[start of EXTRACTED RECORDS]

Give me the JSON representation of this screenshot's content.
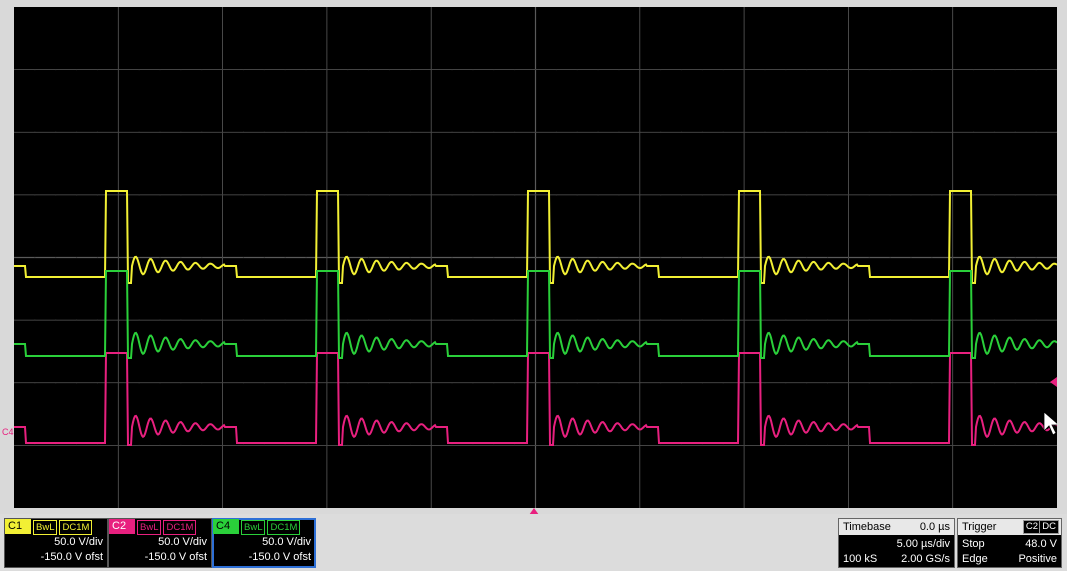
{
  "channels": [
    {
      "tag": "C1",
      "color": "#f2f034",
      "bw": "BwL",
      "coupling": "DC1M",
      "vdiv": "50.0 V/div",
      "offset": "-150.0 V ofst"
    },
    {
      "tag": "C2",
      "color": "#e8207f",
      "bw": "BwL",
      "coupling": "DC1M",
      "vdiv": "50.0 V/div",
      "offset": "-150.0 V ofst"
    },
    {
      "tag": "C4",
      "color": "#2ad03a",
      "bw": "BwL",
      "coupling": "DC1M",
      "vdiv": "50.0 V/div",
      "offset": "-150.0 V ofst"
    }
  ],
  "timebase": {
    "label": "Timebase",
    "delay": "0.0 µs",
    "tdiv": "5.00 µs/div",
    "samples": "100 kS",
    "rate": "2.00 GS/s"
  },
  "trigger": {
    "label": "Trigger",
    "source": "C2",
    "coupling": "DC",
    "mode": "Stop",
    "level": "48.0 V",
    "type": "Edge",
    "slope": "Positive"
  },
  "scope": {
    "offset_marker": "C4",
    "grid_color": "#5a5a5a"
  },
  "icons": [
    "cursor-arrow-icon",
    "trigger-level-icon",
    "trigger-position-icon"
  ]
}
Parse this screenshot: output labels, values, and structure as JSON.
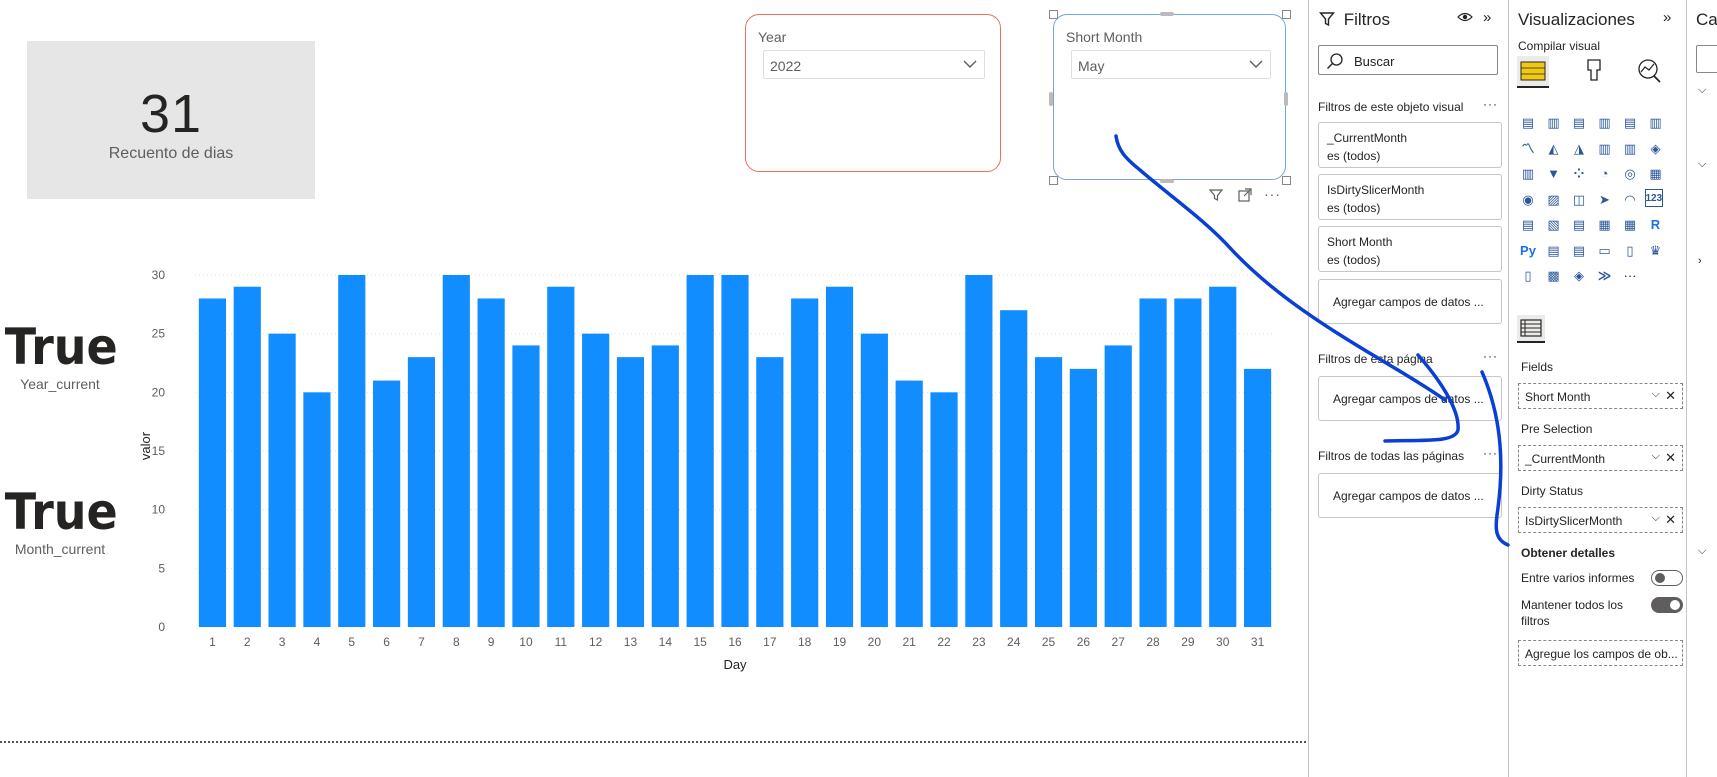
{
  "card": {
    "value": "31",
    "label": "Recuento de dias"
  },
  "year_current": {
    "value": "True",
    "label": "Year_current"
  },
  "month_current": {
    "value": "True",
    "label": "Month_current"
  },
  "slicer_year": {
    "title": "Year",
    "selected": "2022"
  },
  "slicer_month": {
    "title": "Short Month",
    "selected": "May"
  },
  "chart_data": {
    "type": "bar",
    "categories": [
      "1",
      "2",
      "3",
      "4",
      "5",
      "6",
      "7",
      "8",
      "9",
      "10",
      "11",
      "12",
      "13",
      "14",
      "15",
      "16",
      "17",
      "18",
      "19",
      "20",
      "21",
      "22",
      "23",
      "24",
      "25",
      "26",
      "27",
      "28",
      "29",
      "30",
      "31"
    ],
    "values": [
      28,
      29,
      25,
      20,
      30,
      21,
      23,
      30,
      28,
      24,
      29,
      25,
      23,
      24,
      30,
      30,
      23,
      28,
      29,
      25,
      21,
      20,
      30,
      27,
      23,
      22,
      24,
      28,
      28,
      29,
      22
    ],
    "xlabel": "Day",
    "ylabel": "valor",
    "ylim": [
      0,
      30
    ],
    "yticks": [
      0,
      5,
      10,
      15,
      20,
      25,
      30
    ],
    "color": "#118dff",
    "grid": true
  },
  "filters": {
    "title": "Filtros",
    "search_placeholder": "Buscar",
    "visual_section": "Filtros de este objeto visual",
    "visual_filters": [
      {
        "field": "_CurrentMonth",
        "state": "es (todos)"
      },
      {
        "field": "IsDirtySlicerMonth",
        "state": "es (todos)"
      },
      {
        "field": "Short Month",
        "state": "es (todos)"
      }
    ],
    "add_fields": "Agregar campos de datos ...",
    "page_section": "Filtros de esta página",
    "all_pages_section": "Filtros de todas las páginas",
    "more": "···"
  },
  "visualizations": {
    "title": "Visualizaciones",
    "build_label": "Compilar visual",
    "fields_label": "Fields",
    "fields_value": "Short Month",
    "preselection_label": "Pre Selection",
    "preselection_value": "_CurrentMonth",
    "dirty_label": "Dirty Status",
    "dirty_value": "IsDirtySlicerMonth",
    "drill_label": "Obtener detalles",
    "cross_report_label": "Entre varios informes",
    "keep_filters_label": "Mantener todos los filtros",
    "add_drill_fields": "Agregue los campos de ob...",
    "py_label": "Py",
    "r_label": "R",
    "num_label": "123",
    "more": "···"
  },
  "data_pane": {
    "title_partial": "Ca"
  },
  "colors": {
    "accent": "#118dff",
    "selected_slicer_border": "#e3735e",
    "annotation": "#0a3fd6"
  }
}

[end of EXTRACTED RECORDS]

__JOB__
Leave out all images, then reproduce the entries above exactly.

__RESPONSE TO THE EXERCISE__
Give me the JSON representation of this screenshot's content.
{
  "channels": [
    {
      "tag": "C1",
      "color": "#f2f034",
      "bw": "BwL",
      "coupling": "DC1M",
      "vdiv": "50.0 V/div",
      "offset": "-150.0 V ofst"
    },
    {
      "tag": "C2",
      "color": "#e8207f",
      "bw": "BwL",
      "coupling": "DC1M",
      "vdiv": "50.0 V/div",
      "offset": "-150.0 V ofst"
    },
    {
      "tag": "C4",
      "color": "#2ad03a",
      "bw": "BwL",
      "coupling": "DC1M",
      "vdiv": "50.0 V/div",
      "offset": "-150.0 V ofst"
    }
  ],
  "timebase": {
    "label": "Timebase",
    "delay": "0.0 µs",
    "tdiv": "5.00 µs/div",
    "samples": "100 kS",
    "rate": "2.00 GS/s"
  },
  "trigger": {
    "label": "Trigger",
    "source": "C2",
    "coupling": "DC",
    "mode": "Stop",
    "level": "48.0 V",
    "type": "Edge",
    "slope": "Positive"
  },
  "scope": {
    "offset_marker": "C4",
    "grid_color": "#5a5a5a"
  },
  "icons": [
    "cursor-arrow-icon",
    "trigger-level-icon",
    "trigger-position-icon"
  ]
}
Parse this screenshot: output labels, values, and structure as JSON.
{
  "card": {
    "value": "31",
    "label": "Recuento de dias"
  },
  "year_current": {
    "value": "True",
    "label": "Year_current"
  },
  "month_current": {
    "value": "True",
    "label": "Month_current"
  },
  "slicer_year": {
    "title": "Year",
    "selected": "2022"
  },
  "slicer_month": {
    "title": "Short Month",
    "selected": "May"
  },
  "chart_data": {
    "type": "bar",
    "categories": [
      "1",
      "2",
      "3",
      "4",
      "5",
      "6",
      "7",
      "8",
      "9",
      "10",
      "11",
      "12",
      "13",
      "14",
      "15",
      "16",
      "17",
      "18",
      "19",
      "20",
      "21",
      "22",
      "23",
      "24",
      "25",
      "26",
      "27",
      "28",
      "29",
      "30",
      "31"
    ],
    "values": [
      28,
      29,
      25,
      20,
      30,
      21,
      23,
      30,
      28,
      24,
      29,
      25,
      23,
      24,
      30,
      30,
      23,
      28,
      29,
      25,
      21,
      20,
      30,
      27,
      23,
      22,
      24,
      28,
      28,
      29,
      22
    ],
    "xlabel": "Day",
    "ylabel": "valor",
    "ylim": [
      0,
      30
    ],
    "yticks": [
      0,
      5,
      10,
      15,
      20,
      25,
      30
    ],
    "color": "#118dff",
    "grid": true
  },
  "filters": {
    "title": "Filtros",
    "search_placeholder": "Buscar",
    "visual_section": "Filtros de este objeto visual",
    "visual_filters": [
      {
        "field": "_CurrentMonth",
        "state": "es (todos)"
      },
      {
        "field": "IsDirtySlicerMonth",
        "state": "es (todos)"
      },
      {
        "field": "Short Month",
        "state": "es (todos)"
      }
    ],
    "add_fields": "Agregar campos de datos ...",
    "page_section": "Filtros de esta página",
    "all_pages_section": "Filtros de todas las páginas",
    "more": "···"
  },
  "visualizations": {
    "title": "Visualizaciones",
    "build_label": "Compilar visual",
    "fields_label": "Fields",
    "fields_value": "Short Month",
    "preselection_label": "Pre Selection",
    "preselection_value": "_CurrentMonth",
    "dirty_label": "Dirty Status",
    "dirty_value": "IsDirtySlicerMonth",
    "drill_label": "Obtener detalles",
    "cross_report_label": "Entre varios informes",
    "keep_filters_label": "Mantener todos los filtros",
    "add_drill_fields": "Agregue los campos de ob...",
    "py_label": "Py",
    "r_label": "R",
    "num_label": "123",
    "more": "···"
  },
  "data_pane": {
    "title_partial": "Ca"
  },
  "colors": {
    "accent": "#118dff",
    "selected_slicer_border": "#e3735e",
    "annotation": "#0a3fd6"
  }
}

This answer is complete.